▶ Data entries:
######

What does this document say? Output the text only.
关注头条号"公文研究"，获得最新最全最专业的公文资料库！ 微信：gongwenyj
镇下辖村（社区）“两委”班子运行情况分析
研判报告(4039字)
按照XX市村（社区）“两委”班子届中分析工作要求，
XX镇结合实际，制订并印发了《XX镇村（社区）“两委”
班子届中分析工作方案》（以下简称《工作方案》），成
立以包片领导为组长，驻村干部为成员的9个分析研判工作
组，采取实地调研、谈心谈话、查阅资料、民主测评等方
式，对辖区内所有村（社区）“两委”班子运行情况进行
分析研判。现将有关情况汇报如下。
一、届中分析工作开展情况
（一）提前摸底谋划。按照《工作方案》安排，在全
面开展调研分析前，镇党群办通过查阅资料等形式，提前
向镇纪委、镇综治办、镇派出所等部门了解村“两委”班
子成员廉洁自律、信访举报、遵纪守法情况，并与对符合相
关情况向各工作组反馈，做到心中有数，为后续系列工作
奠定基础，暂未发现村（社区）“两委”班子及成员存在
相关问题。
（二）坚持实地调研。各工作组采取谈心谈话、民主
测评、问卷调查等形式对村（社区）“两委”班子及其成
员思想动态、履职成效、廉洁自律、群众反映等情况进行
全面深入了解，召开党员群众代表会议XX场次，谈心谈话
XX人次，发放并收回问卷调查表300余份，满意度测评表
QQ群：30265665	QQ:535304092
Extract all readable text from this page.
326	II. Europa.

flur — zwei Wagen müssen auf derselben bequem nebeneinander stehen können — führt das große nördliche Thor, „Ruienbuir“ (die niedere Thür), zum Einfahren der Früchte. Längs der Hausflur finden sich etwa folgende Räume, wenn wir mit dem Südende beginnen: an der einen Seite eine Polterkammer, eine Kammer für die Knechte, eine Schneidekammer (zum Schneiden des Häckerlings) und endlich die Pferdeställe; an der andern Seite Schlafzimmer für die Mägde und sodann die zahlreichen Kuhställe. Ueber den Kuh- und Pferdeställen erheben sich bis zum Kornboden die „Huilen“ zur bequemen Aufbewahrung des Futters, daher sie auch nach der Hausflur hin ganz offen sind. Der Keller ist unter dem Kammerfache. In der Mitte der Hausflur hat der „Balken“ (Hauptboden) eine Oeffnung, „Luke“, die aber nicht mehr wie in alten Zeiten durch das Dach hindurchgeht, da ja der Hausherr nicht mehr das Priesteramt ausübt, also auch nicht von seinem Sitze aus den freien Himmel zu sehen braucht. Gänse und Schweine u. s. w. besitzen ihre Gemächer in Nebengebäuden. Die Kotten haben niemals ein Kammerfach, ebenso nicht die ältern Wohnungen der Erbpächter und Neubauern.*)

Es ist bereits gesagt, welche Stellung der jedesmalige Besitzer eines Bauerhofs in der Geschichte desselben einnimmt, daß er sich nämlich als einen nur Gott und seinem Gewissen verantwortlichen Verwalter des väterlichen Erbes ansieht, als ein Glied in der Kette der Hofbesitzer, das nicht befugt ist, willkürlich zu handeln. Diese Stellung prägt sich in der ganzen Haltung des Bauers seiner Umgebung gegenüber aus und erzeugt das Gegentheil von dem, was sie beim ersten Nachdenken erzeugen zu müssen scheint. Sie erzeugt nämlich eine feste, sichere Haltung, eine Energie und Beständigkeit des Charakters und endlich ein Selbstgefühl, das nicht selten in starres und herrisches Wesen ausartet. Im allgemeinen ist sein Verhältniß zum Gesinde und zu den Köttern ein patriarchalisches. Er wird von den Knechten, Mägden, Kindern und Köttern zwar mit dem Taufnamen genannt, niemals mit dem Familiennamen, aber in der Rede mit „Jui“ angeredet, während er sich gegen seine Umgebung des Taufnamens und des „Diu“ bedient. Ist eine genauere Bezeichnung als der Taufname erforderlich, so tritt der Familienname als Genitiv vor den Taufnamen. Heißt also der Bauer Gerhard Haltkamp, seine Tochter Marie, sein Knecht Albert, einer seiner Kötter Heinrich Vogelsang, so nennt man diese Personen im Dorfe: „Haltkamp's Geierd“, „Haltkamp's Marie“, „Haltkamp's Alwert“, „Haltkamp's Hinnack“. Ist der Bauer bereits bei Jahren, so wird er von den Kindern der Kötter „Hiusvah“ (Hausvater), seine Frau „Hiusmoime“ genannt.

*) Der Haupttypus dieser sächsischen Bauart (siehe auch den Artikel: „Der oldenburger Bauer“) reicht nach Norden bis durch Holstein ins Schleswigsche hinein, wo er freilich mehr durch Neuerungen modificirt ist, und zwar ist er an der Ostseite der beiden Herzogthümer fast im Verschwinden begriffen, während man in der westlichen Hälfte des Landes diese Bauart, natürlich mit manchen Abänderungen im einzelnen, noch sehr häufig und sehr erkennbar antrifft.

######

▶ Aim of the exercise:
Look through the records and gather each line with the word "text".

▶ Written solution:
What does this document say? Output the text only.
Extract all readable text from this page.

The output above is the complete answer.